[Collected data entries]
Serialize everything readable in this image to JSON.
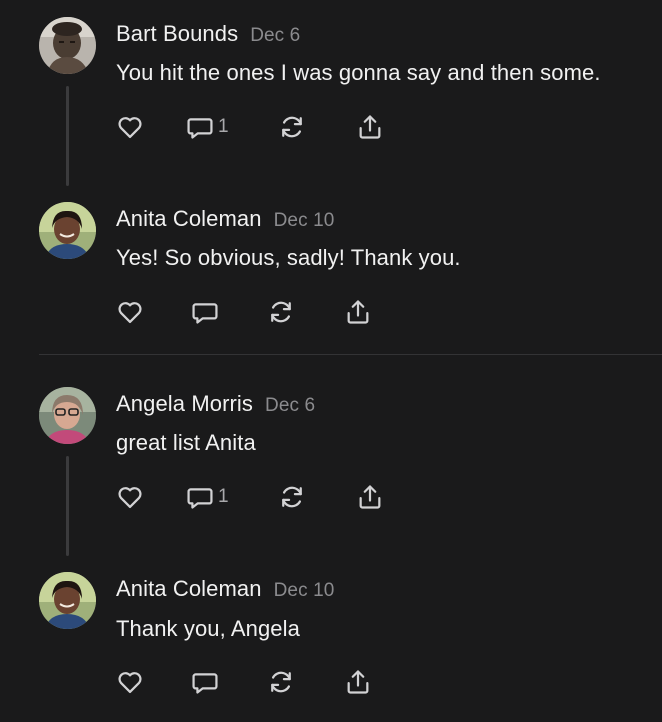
{
  "colors": {
    "background": "#1a1a1b",
    "text": "#f1f1f1",
    "muted": "#8b8b8e",
    "icon": "#d2d2d4",
    "thread": "#3b3b3d"
  },
  "comments": [
    {
      "author": "Bart Bounds",
      "date": "Dec 6",
      "text": "You hit the ones I was gonna say and then some.",
      "reply_count": "1"
    },
    {
      "author": "Anita Coleman",
      "date": "Dec 10",
      "text": "Yes! So obvious, sadly! Thank you.",
      "reply_count": ""
    },
    {
      "author": "Angela Morris",
      "date": "Dec 6",
      "text": "great list Anita",
      "reply_count": "1"
    },
    {
      "author": "Anita Coleman",
      "date": "Dec 10",
      "text": "Thank you, Angela",
      "reply_count": ""
    }
  ],
  "icons": {
    "like": "heart-icon",
    "reply": "comment-bubble-icon",
    "restack": "restack-icon",
    "share": "share-icon"
  }
}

**PROBLEM TO WORK ON**. Determine the number of lines where the string "author" occurs, and give that number only.

**REPLY**. 4